▶ **REQUIREMENTS**
All records are to be retyped faithfully and completely.

· · · ·

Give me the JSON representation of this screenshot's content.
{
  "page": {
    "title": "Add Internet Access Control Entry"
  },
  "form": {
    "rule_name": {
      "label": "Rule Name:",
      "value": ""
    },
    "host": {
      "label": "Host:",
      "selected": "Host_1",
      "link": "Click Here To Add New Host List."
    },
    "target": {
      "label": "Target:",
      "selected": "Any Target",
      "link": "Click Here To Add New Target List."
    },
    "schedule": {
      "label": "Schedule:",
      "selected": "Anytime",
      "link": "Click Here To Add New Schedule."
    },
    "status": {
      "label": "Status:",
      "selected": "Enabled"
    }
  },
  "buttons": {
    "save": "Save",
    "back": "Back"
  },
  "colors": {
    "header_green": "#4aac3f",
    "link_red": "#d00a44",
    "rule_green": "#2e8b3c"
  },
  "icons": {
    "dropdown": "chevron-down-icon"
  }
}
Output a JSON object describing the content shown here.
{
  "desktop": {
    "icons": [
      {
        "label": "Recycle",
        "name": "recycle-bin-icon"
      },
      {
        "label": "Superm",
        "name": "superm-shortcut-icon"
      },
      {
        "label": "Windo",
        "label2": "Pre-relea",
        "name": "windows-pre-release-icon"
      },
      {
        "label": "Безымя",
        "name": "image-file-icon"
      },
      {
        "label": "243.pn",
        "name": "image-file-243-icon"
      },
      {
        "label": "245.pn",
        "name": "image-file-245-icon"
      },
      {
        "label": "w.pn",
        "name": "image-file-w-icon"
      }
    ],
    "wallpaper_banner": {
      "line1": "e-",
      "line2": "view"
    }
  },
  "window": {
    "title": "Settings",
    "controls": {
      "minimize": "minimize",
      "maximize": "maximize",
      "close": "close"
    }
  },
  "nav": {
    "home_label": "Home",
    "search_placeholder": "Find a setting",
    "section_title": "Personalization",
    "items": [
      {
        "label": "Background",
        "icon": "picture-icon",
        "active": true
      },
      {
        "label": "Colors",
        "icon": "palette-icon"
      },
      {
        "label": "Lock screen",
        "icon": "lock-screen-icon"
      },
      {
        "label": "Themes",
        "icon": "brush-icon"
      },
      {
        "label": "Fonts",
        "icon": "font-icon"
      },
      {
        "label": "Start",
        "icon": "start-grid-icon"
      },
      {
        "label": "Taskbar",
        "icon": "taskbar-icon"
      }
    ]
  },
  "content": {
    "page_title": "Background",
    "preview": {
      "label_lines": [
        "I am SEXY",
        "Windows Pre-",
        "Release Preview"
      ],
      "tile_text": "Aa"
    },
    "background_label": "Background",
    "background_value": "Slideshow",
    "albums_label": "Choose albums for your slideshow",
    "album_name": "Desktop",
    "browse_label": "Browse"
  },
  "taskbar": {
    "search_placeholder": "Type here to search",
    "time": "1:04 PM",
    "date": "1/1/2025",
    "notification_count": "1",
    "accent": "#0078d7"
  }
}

· · · ·

▶ **RESPONSE TO THE TASK**
Give me the JSON representation of this screenshot's content.
{
  "page": {
    "title": "Add Internet Access Control Entry"
  },
  "form": {
    "rule_name": {
      "label": "Rule Name:",
      "value": ""
    },
    "host": {
      "label": "Host:",
      "selected": "Host_1",
      "link": "Click Here To Add New Host List."
    },
    "target": {
      "label": "Target:",
      "selected": "Any Target",
      "link": "Click Here To Add New Target List."
    },
    "schedule": {
      "label": "Schedule:",
      "selected": "Anytime",
      "link": "Click Here To Add New Schedule."
    },
    "status": {
      "label": "Status:",
      "selected": "Enabled"
    }
  },
  "buttons": {
    "save": "Save",
    "back": "Back"
  },
  "colors": {
    "header_green": "#4aac3f",
    "link_red": "#d00a44",
    "rule_green": "#2e8b3c"
  },
  "icons": {
    "dropdown": "chevron-down-icon"
  }
}
Output a JSON object describing the content shown here.
{
  "desktop": {
    "icons": [
      {
        "label": "Recycle",
        "name": "recycle-bin-icon"
      },
      {
        "label": "Superm",
        "name": "superm-shortcut-icon"
      },
      {
        "label": "Windo",
        "label2": "Pre-relea",
        "name": "windows-pre-release-icon"
      },
      {
        "label": "Безымя",
        "name": "image-file-icon"
      },
      {
        "label": "243.pn",
        "name": "image-file-243-icon"
      },
      {
        "label": "245.pn",
        "name": "image-file-245-icon"
      },
      {
        "label": "w.pn",
        "name": "image-file-w-icon"
      }
    ],
    "wallpaper_banner": {
      "line1": "e-",
      "line2": "view"
    }
  },
  "window": {
    "title": "Settings",
    "controls": {
      "minimize": "minimize",
      "maximize": "maximize",
      "close": "close"
    }
  },
  "nav": {
    "home_label": "Home",
    "search_placeholder": "Find a setting",
    "section_title": "Personalization",
    "items": [
      {
        "label": "Background",
        "icon": "picture-icon",
        "active": true
      },
      {
        "label": "Colors",
        "icon": "palette-icon"
      },
      {
        "label": "Lock screen",
        "icon": "lock-screen-icon"
      },
      {
        "label": "Themes",
        "icon": "brush-icon"
      },
      {
        "label": "Fonts",
        "icon": "font-icon"
      },
      {
        "label": "Start",
        "icon": "start-grid-icon"
      },
      {
        "label": "Taskbar",
        "icon": "taskbar-icon"
      }
    ]
  },
  "content": {
    "page_title": "Background",
    "preview": {
      "label_lines": [
        "I am SEXY",
        "Windows Pre-",
        "Release Preview"
      ],
      "tile_text": "Aa"
    },
    "background_label": "Background",
    "background_value": "Slideshow",
    "albums_label": "Choose albums for your slideshow",
    "album_name": "Desktop",
    "browse_label": "Browse"
  },
  "taskbar": {
    "search_placeholder": "Type here to search",
    "time": "1:04 PM",
    "date": "1/1/2025",
    "notification_count": "1",
    "accent": "#0078d7"
  }
}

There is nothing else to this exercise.